▶ [TASK DESCRIPTION]
Return the full material exactly.

##### AVAILABLE RECORDS

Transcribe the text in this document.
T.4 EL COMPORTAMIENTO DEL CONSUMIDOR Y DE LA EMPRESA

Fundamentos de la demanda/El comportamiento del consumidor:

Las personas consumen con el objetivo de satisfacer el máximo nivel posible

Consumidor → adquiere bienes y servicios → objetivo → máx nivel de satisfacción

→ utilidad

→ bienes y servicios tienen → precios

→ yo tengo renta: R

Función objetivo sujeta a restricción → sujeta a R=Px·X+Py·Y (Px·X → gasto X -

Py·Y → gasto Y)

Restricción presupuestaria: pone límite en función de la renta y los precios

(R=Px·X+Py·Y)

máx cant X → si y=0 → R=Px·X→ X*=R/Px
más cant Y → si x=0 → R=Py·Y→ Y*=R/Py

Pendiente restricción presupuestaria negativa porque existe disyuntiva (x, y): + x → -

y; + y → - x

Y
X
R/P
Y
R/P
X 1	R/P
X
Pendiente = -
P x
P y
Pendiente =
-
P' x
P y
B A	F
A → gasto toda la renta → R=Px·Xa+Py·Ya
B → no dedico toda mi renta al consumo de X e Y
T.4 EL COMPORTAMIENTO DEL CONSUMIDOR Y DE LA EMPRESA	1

##########

▶ [SOLUTION]
Transcribe the text in this document.
T.4 EL COMPORTAMIENTO DEL CONSUMIDOR Y DE LA EMPRESA

Fundamentos de la demanda/El comportamiento del consumidor:

Las personas consumen con el objetivo de satisfacer el máximo nivel posible

Consumidor → adquiere bienes y servicios → objetivo → máx nivel de satisfacción

→ utilidad

→ bienes y servicios tienen → precios

→ yo tengo renta: R

Función objetivo sujeta a restricción → sujeta a R=Px·X+Py·Y (Px·X → gasto X -

Py·Y → gasto Y)

Restricción presupuestaria: pone límite en función de la renta y los precios

(R=Px·X+Py·Y)

máx cant X → si y=0 → R=Px·X→ X*=R/Px
más cant Y → si x=0 → R=Py·Y→ Y*=R/Py

Pendiente restricción presupuestaria negativa porque existe disyuntiva (x, y): + x → -

y; + y → - x

Y
X
R/P
Y
R/P
X 1	R/P
X
Pendiente = -
P x
P y
Pendiente =
-
P' x
P y
B A	F
A → gasto toda la renta → R=Px·Xa+Py·Ya
B → no dedico toda mi renta al consumo de X e Y
T.4 EL COMPORTAMIENTO DEL CONSUMIDOR Y DE LA EMPRESA	1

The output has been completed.